• Set task
Repeat each entry in full, exactly.

>> START

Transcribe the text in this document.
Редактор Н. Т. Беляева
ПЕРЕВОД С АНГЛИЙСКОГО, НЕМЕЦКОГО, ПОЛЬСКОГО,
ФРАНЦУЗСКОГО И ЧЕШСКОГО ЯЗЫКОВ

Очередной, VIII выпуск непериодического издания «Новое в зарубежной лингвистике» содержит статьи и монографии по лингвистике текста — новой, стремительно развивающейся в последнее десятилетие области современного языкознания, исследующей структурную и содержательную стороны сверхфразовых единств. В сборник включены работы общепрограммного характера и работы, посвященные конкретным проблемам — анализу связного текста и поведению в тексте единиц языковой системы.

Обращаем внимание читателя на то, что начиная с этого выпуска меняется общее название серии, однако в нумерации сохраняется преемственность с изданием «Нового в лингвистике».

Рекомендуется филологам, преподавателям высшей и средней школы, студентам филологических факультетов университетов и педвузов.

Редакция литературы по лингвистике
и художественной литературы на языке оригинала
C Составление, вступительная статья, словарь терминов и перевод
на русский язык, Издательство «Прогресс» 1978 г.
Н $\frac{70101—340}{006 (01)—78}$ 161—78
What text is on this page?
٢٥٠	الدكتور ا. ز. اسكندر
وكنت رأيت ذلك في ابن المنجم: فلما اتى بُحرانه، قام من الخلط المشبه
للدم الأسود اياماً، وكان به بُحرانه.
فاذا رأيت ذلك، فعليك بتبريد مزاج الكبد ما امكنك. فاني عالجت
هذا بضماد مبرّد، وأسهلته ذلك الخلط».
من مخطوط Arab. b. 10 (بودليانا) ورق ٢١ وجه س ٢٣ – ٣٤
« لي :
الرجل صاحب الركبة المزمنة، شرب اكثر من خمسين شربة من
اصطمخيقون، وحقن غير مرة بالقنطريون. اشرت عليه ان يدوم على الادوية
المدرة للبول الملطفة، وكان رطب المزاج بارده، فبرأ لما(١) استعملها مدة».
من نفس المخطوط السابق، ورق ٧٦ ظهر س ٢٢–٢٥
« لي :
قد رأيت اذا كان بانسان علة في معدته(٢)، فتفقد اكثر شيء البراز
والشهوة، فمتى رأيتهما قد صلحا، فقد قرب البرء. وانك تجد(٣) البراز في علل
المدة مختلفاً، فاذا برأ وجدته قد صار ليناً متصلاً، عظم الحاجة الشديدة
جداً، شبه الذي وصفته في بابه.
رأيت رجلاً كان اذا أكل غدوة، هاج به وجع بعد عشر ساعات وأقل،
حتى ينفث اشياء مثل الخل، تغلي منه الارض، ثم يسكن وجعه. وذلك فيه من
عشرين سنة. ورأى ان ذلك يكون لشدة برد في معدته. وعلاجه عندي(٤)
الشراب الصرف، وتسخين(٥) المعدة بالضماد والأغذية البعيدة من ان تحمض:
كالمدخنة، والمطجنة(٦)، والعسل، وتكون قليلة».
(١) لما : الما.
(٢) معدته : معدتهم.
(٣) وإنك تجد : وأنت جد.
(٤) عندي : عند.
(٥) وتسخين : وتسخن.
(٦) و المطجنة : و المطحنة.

>> END

• Result for this exercise
Transcribe the text in this document.
Редактор Н. Т. Беляева
ПЕРЕВОД С АНГЛИЙСКОГО, НЕМЕЦКОГО, ПОЛЬСКОГО,
ФРАНЦУЗСКОГО И ЧЕШСКОГО ЯЗЫКОВ

Очередной, VIII выпуск непериодического издания «Новое в зарубежной лингвистике» содержит статьи и монографии по лингвистике текста — новой, стремительно развивающейся в последнее десятилетие области современного языкознания, исследующей структурную и содержательную стороны сверхфразовых единств. В сборник включены работы общепрограммного характера и работы, посвященные конкретным проблемам — анализу связного текста и поведению в тексте единиц языковой системы.

Обращаем внимание читателя на то, что начиная с этого выпуска меняется общее название серии, однако в нумерации сохраняется преемственность с изданием «Нового в лингвистике».

Рекомендуется филологам, преподавателям высшей и средней школы, студентам филологических факультетов университетов и педвузов.

Редакция литературы по лингвистике
и художественной литературы на языке оригинала
C Составление, вступительная статья, словарь терминов и перевод
на русский язык, Издательство «Прогресс» 1978 г.
Н $\frac{70101—340}{006 (01)—78}$ 161—78
What text is on this page?
٢٥٠	الدكتور ا. ز. اسكندر
وكنت رأيت ذلك في ابن المنجم: فلما اتى بُحرانه، قام من الخلط المشبه
للدم الأسود اياماً، وكان به بُحرانه.
فاذا رأيت ذلك، فعليك بتبريد مزاج الكبد ما امكنك. فاني عالجت
هذا بضماد مبرّد، وأسهلته ذلك الخلط».
من مخطوط Arab. b. 10 (بودليانا) ورق ٢١ وجه س ٢٣ – ٣٤
« لي :
الرجل صاحب الركبة المزمنة، شرب اكثر من خمسين شربة من
اصطمخيقون، وحقن غير مرة بالقنطريون. اشرت عليه ان يدوم على الادوية
المدرة للبول الملطفة، وكان رطب المزاج بارده، فبرأ لما(١) استعملها مدة».
من نفس المخطوط السابق، ورق ٧٦ ظهر س ٢٢–٢٥
« لي :
قد رأيت اذا كان بانسان علة في معدته(٢)، فتفقد اكثر شيء البراز
والشهوة، فمتى رأيتهما قد صلحا، فقد قرب البرء. وانك تجد(٣) البراز في علل
المدة مختلفاً، فاذا برأ وجدته قد صار ليناً متصلاً، عظم الحاجة الشديدة
جداً، شبه الذي وصفته في بابه.
رأيت رجلاً كان اذا أكل غدوة، هاج به وجع بعد عشر ساعات وأقل،
حتى ينفث اشياء مثل الخل، تغلي منه الارض، ثم يسكن وجعه. وذلك فيه من
عشرين سنة. ورأى ان ذلك يكون لشدة برد في معدته. وعلاجه عندي(٤)
الشراب الصرف، وتسخين(٥) المعدة بالضماد والأغذية البعيدة من ان تحمض:
كالمدخنة، والمطجنة(٦)، والعسل، وتكون قليلة».
(١) لما : الما.
(٢) معدته : معدتهم.
(٣) وإنك تجد : وأنت جد.
(٤) عندي : عند.
(٥) وتسخين : وتسخن.
(٦) و المطجنة : و المطحنة.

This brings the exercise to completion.